▼

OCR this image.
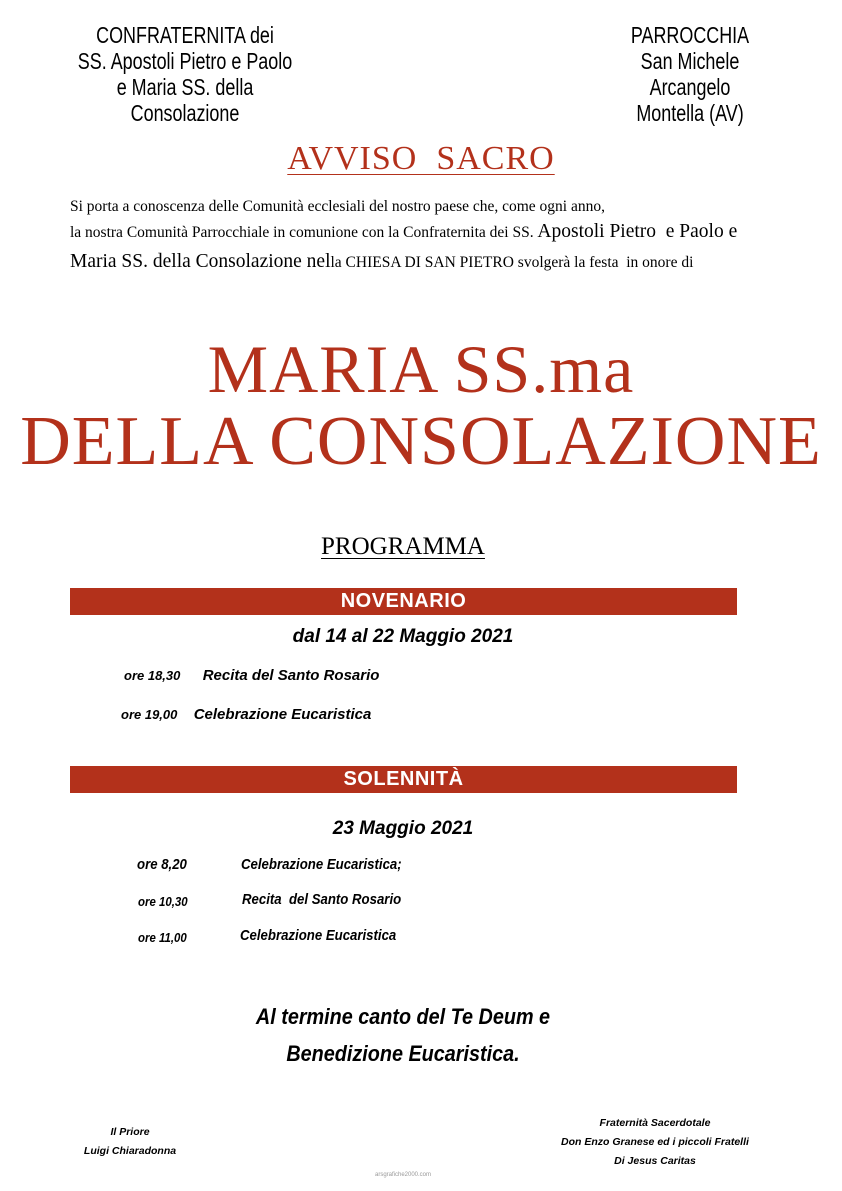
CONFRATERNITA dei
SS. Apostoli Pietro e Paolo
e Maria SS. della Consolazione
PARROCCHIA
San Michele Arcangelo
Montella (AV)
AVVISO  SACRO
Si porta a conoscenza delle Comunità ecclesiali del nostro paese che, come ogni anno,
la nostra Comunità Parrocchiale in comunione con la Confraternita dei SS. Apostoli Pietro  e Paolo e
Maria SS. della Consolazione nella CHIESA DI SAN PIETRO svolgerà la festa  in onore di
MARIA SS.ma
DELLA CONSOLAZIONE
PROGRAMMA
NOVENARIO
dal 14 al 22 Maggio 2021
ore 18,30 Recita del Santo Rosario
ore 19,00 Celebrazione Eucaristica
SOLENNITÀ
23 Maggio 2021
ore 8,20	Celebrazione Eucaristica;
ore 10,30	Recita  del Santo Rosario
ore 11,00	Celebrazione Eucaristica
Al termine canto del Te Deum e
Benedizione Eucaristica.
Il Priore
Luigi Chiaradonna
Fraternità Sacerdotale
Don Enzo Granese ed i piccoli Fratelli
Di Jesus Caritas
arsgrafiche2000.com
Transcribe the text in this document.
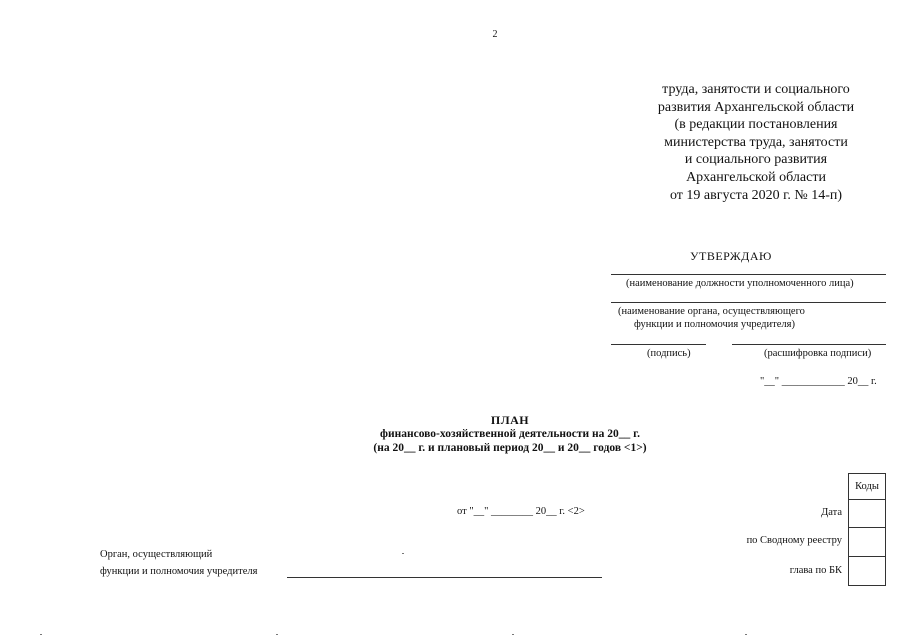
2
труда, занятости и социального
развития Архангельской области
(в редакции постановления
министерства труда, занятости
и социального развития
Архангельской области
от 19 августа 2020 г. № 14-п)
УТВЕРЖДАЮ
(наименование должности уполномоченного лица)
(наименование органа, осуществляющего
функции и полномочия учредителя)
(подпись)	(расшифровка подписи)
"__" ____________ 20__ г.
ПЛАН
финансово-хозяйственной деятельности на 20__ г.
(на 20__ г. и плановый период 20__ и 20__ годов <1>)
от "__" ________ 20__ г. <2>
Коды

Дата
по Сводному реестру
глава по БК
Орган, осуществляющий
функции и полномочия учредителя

▲

▶ **Job**
Tally the lines of the data that hold the string "this". Answer with the number and nothing more.

▶ **The reply**
2